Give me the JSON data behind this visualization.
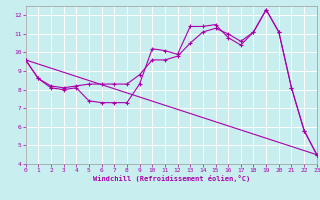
{
  "xlabel": "Windchill (Refroidissement éolien,°C)",
  "bg_color": "#c8eef0",
  "line_color": "#aa00aa",
  "grid_color": "#ffffff",
  "xmin": 0,
  "xmax": 23,
  "ymin": 4,
  "ymax": 12.5,
  "series1_x": [
    0,
    1,
    2,
    3,
    4,
    5,
    6,
    7,
    8,
    9,
    10,
    11,
    12,
    13,
    14,
    15,
    16,
    17,
    18,
    19,
    20,
    21,
    22,
    23
  ],
  "series1_y": [
    9.6,
    8.6,
    8.1,
    8.0,
    8.1,
    7.4,
    7.3,
    7.3,
    7.3,
    8.3,
    10.2,
    10.1,
    9.9,
    11.4,
    11.4,
    11.5,
    10.8,
    10.4,
    11.1,
    12.3,
    11.1,
    8.1,
    5.8,
    4.5
  ],
  "series2_x": [
    0,
    1,
    2,
    3,
    4,
    5,
    6,
    7,
    8,
    9,
    10,
    11,
    12,
    13,
    14,
    15,
    16,
    17,
    18,
    19,
    20,
    21,
    22,
    23
  ],
  "series2_y": [
    9.6,
    8.6,
    8.2,
    8.1,
    8.2,
    8.3,
    8.3,
    8.3,
    8.3,
    8.8,
    9.6,
    9.6,
    9.8,
    10.5,
    11.1,
    11.3,
    11.0,
    10.6,
    11.1,
    12.3,
    11.1,
    8.1,
    5.8,
    4.5
  ],
  "series3_x": [
    0,
    23
  ],
  "series3_y": [
    9.6,
    4.5
  ],
  "yticks": [
    4,
    5,
    6,
    7,
    8,
    9,
    10,
    11,
    12
  ],
  "xticks": [
    0,
    1,
    2,
    3,
    4,
    5,
    6,
    7,
    8,
    9,
    10,
    11,
    12,
    13,
    14,
    15,
    16,
    17,
    18,
    19,
    20,
    21,
    22,
    23
  ]
}
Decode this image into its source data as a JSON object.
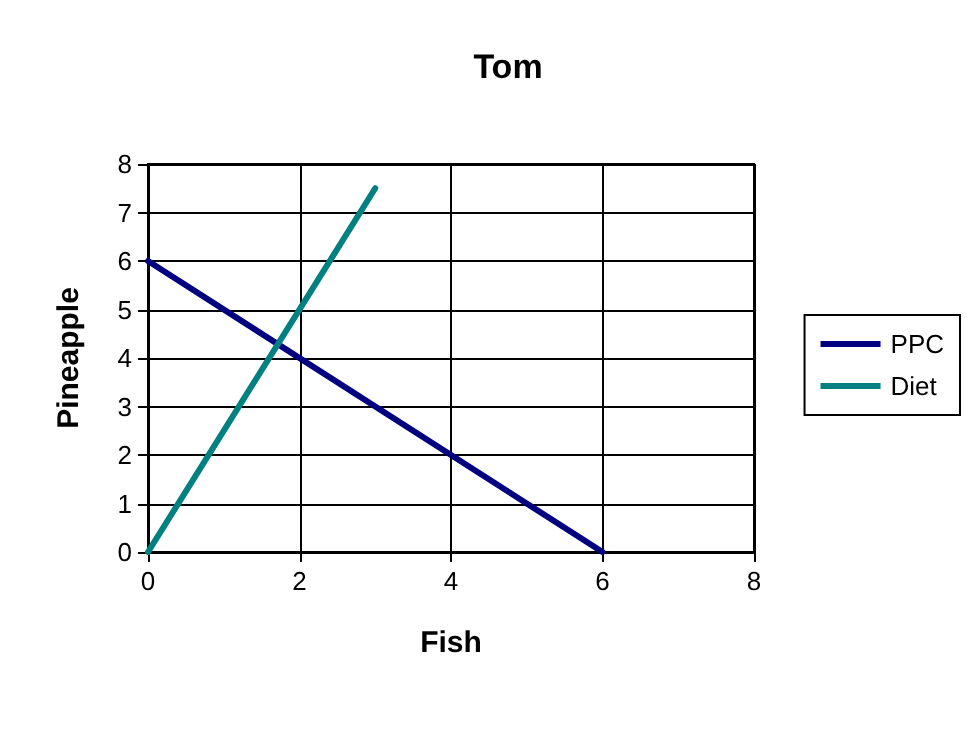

______________________________

EXERCISE AIM: Go through the listing above and write it all out exactly, leaving out any picture.

ANSWER TO THE EXERCISE:
Give me the JSON data behind this visualization.
{
  "xlabel": "Windchill (Refroidissement éolien,°C)",
  "bg_color": "#c8eef0",
  "line_color": "#aa00aa",
  "grid_color": "#ffffff",
  "xmin": 0,
  "xmax": 23,
  "ymin": 4,
  "ymax": 12.5,
  "series1_x": [
    0,
    1,
    2,
    3,
    4,
    5,
    6,
    7,
    8,
    9,
    10,
    11,
    12,
    13,
    14,
    15,
    16,
    17,
    18,
    19,
    20,
    21,
    22,
    23
  ],
  "series1_y": [
    9.6,
    8.6,
    8.1,
    8.0,
    8.1,
    7.4,
    7.3,
    7.3,
    7.3,
    8.3,
    10.2,
    10.1,
    9.9,
    11.4,
    11.4,
    11.5,
    10.8,
    10.4,
    11.1,
    12.3,
    11.1,
    8.1,
    5.8,
    4.5
  ],
  "series2_x": [
    0,
    1,
    2,
    3,
    4,
    5,
    6,
    7,
    8,
    9,
    10,
    11,
    12,
    13,
    14,
    15,
    16,
    17,
    18,
    19,
    20,
    21,
    22,
    23
  ],
  "series2_y": [
    9.6,
    8.6,
    8.2,
    8.1,
    8.2,
    8.3,
    8.3,
    8.3,
    8.3,
    8.8,
    9.6,
    9.6,
    9.8,
    10.5,
    11.1,
    11.3,
    11.0,
    10.6,
    11.1,
    12.3,
    11.1,
    8.1,
    5.8,
    4.5
  ],
  "series3_x": [
    0,
    23
  ],
  "series3_y": [
    9.6,
    4.5
  ],
  "yticks": [
    4,
    5,
    6,
    7,
    8,
    9,
    10,
    11,
    12
  ],
  "xticks": [
    0,
    1,
    2,
    3,
    4,
    5,
    6,
    7,
    8,
    9,
    10,
    11,
    12,
    13,
    14,
    15,
    16,
    17,
    18,
    19,
    20,
    21,
    22,
    23
  ]
}
Decode this image into its source data as a JSON object.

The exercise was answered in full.